● **TASK DIRECTIONS**
Make a verbatim copy of the entries below; pictures stay out.

● **ENTRIES SHOWN**
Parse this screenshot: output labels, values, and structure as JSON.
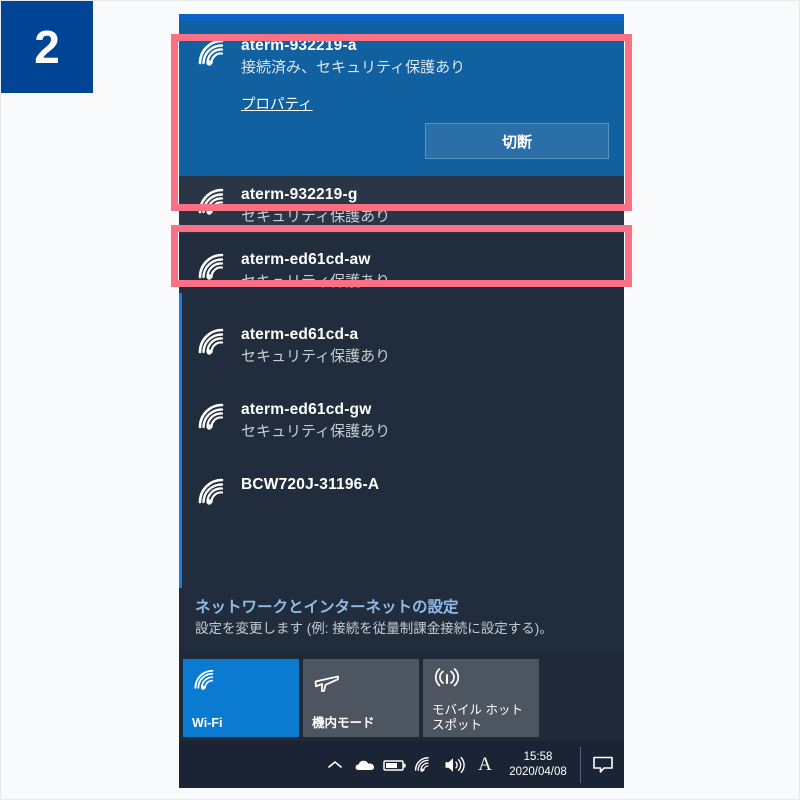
{
  "step": {
    "number": "2"
  },
  "colors": {
    "badge_bg": "#004595",
    "highlight": "#fc7086",
    "panel_bg": "#212d3c",
    "connected_row_bg": "#11609f",
    "accent_blue": "#0b7ad1",
    "link_blue": "#8fbce8"
  },
  "flyout": {
    "networks": [
      {
        "name": "aterm-932219-a",
        "status": "接続済み、セキュリティ保護あり",
        "state": "connected",
        "properties_label": "プロパティ",
        "disconnect_label": "切断",
        "icon": "wifi-icon"
      },
      {
        "name": "aterm-932219-g",
        "status": "セキュリティ保護あり",
        "state": "hover",
        "icon": "wifi-icon"
      },
      {
        "name": "aterm-ed61cd-aw",
        "status": "セキュリティ保護あり",
        "state": "normal",
        "icon": "wifi-icon"
      },
      {
        "name": "aterm-ed61cd-a",
        "status": "セキュリティ保護あり",
        "state": "normal",
        "icon": "wifi-icon"
      },
      {
        "name": "aterm-ed61cd-gw",
        "status": "セキュリティ保護あり",
        "state": "normal",
        "icon": "wifi-icon"
      },
      {
        "name": "BCW720J-31196-A",
        "status": "",
        "state": "normal",
        "icon": "wifi-icon"
      }
    ],
    "settings": {
      "title": "ネットワークとインターネットの設定",
      "subtitle": "設定を変更します (例: 接続を従量制課金接続に設定する)。"
    },
    "quick_tiles": [
      {
        "label": "Wi-Fi",
        "icon": "wifi-icon",
        "active": true
      },
      {
        "label": "機内モード",
        "icon": "airplane-icon",
        "active": false
      },
      {
        "label": "モバイル ホットスポット",
        "icon": "hotspot-icon",
        "active": false
      }
    ]
  },
  "taskbar": {
    "tray_icons": [
      {
        "name": "chevron-up-icon"
      },
      {
        "name": "cloud-icon"
      },
      {
        "name": "battery-icon"
      },
      {
        "name": "wifi-icon"
      },
      {
        "name": "speaker-icon"
      },
      {
        "name": "ime-icon",
        "label": "A"
      }
    ],
    "clock": {
      "time": "15:58",
      "date": "2020/04/08"
    },
    "notifications_icon": "notification-icon"
  }
}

● **THE RESPONSE**
Parse this screenshot: output labels, values, and structure as JSON.
{
  "step": {
    "number": "2"
  },
  "colors": {
    "badge_bg": "#004595",
    "highlight": "#fc7086",
    "panel_bg": "#212d3c",
    "connected_row_bg": "#11609f",
    "accent_blue": "#0b7ad1",
    "link_blue": "#8fbce8"
  },
  "flyout": {
    "networks": [
      {
        "name": "aterm-932219-a",
        "status": "接続済み、セキュリティ保護あり",
        "state": "connected",
        "properties_label": "プロパティ",
        "disconnect_label": "切断",
        "icon": "wifi-icon"
      },
      {
        "name": "aterm-932219-g",
        "status": "セキュリティ保護あり",
        "state": "hover",
        "icon": "wifi-icon"
      },
      {
        "name": "aterm-ed61cd-aw",
        "status": "セキュリティ保護あり",
        "state": "normal",
        "icon": "wifi-icon"
      },
      {
        "name": "aterm-ed61cd-a",
        "status": "セキュリティ保護あり",
        "state": "normal",
        "icon": "wifi-icon"
      },
      {
        "name": "aterm-ed61cd-gw",
        "status": "セキュリティ保護あり",
        "state": "normal",
        "icon": "wifi-icon"
      },
      {
        "name": "BCW720J-31196-A",
        "status": "",
        "state": "normal",
        "icon": "wifi-icon"
      }
    ],
    "settings": {
      "title": "ネットワークとインターネットの設定",
      "subtitle": "設定を変更します (例: 接続を従量制課金接続に設定する)。"
    },
    "quick_tiles": [
      {
        "label": "Wi-Fi",
        "icon": "wifi-icon",
        "active": true
      },
      {
        "label": "機内モード",
        "icon": "airplane-icon",
        "active": false
      },
      {
        "label": "モバイル ホットスポット",
        "icon": "hotspot-icon",
        "active": false
      }
    ]
  },
  "taskbar": {
    "tray_icons": [
      {
        "name": "chevron-up-icon"
      },
      {
        "name": "cloud-icon"
      },
      {
        "name": "battery-icon"
      },
      {
        "name": "wifi-icon"
      },
      {
        "name": "speaker-icon"
      },
      {
        "name": "ime-icon",
        "label": "A"
      }
    ],
    "clock": {
      "time": "15:58",
      "date": "2020/04/08"
    },
    "notifications_icon": "notification-icon"
  }
}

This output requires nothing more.